DESCRIPTION OF THE TASK: Go through the records and extract every line with the word "suffix".

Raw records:
----
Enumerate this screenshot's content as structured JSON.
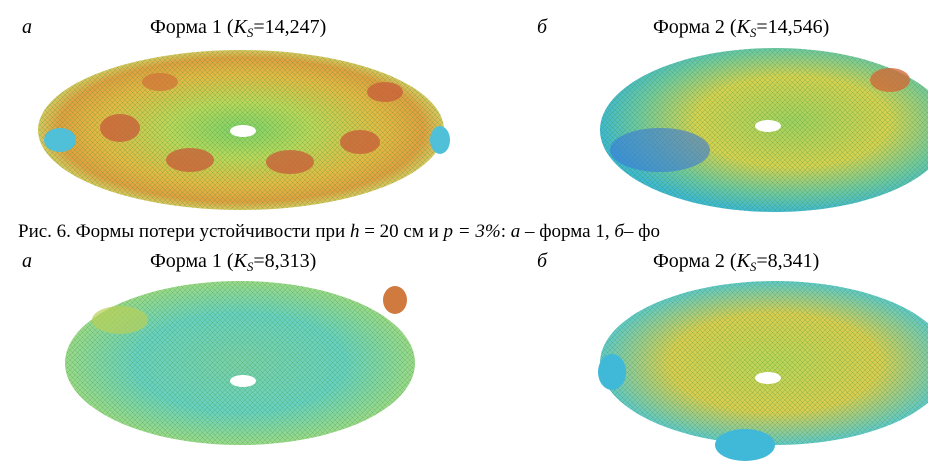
{
  "panels": [
    {
      "label": "а",
      "title": {
        "prefix": "Форма 1 (",
        "symbol": "K",
        "subscript": "S",
        "suffix": "=14,247)"
      }
    },
    {
      "label": "б",
      "title": {
        "prefix": "Форма 2 (",
        "symbol": "K",
        "subscript": "S",
        "suffix": "=14,546)"
      }
    },
    {
      "label": "а",
      "title": {
        "prefix": "Форма 1 (",
        "symbol": "K",
        "subscript": "S",
        "suffix": "=8,313)"
      }
    },
    {
      "label": "б",
      "title": {
        "prefix": "Форма 2 (",
        "symbol": "K",
        "subscript": "S",
        "suffix": "=8,341)"
      }
    }
  ],
  "caption": {
    "lead": "Рис. 6. Формы потери устойчивости при ",
    "h": "h",
    "mid": " = 20 см и ",
    "p": "p = 3%",
    "colon": ": ",
    "a": "а",
    "form1": " – форма 1,  ",
    "b": "б",
    "tail": "– фо"
  }
}
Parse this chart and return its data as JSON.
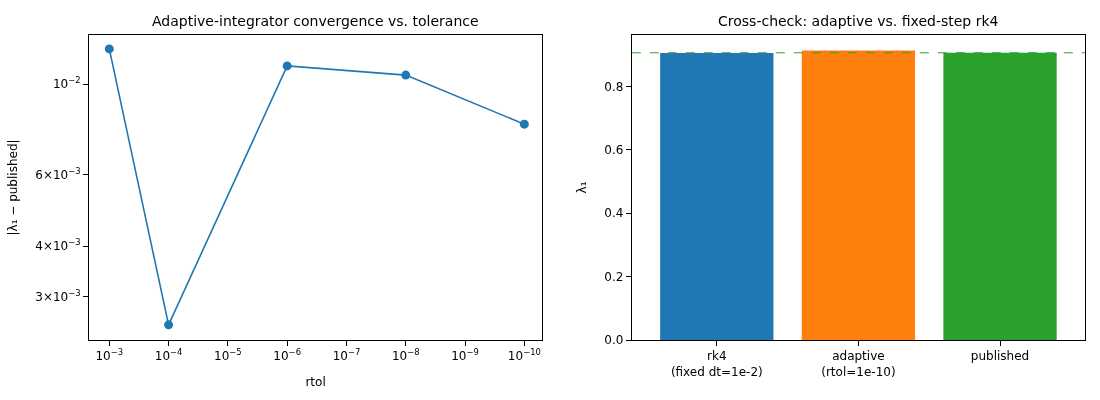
----
THE RESULT:
        "suffix": "=14,247)"
        "suffix": "=14,546)"
        "suffix": "=8,313)"
        "suffix": "=8,341)"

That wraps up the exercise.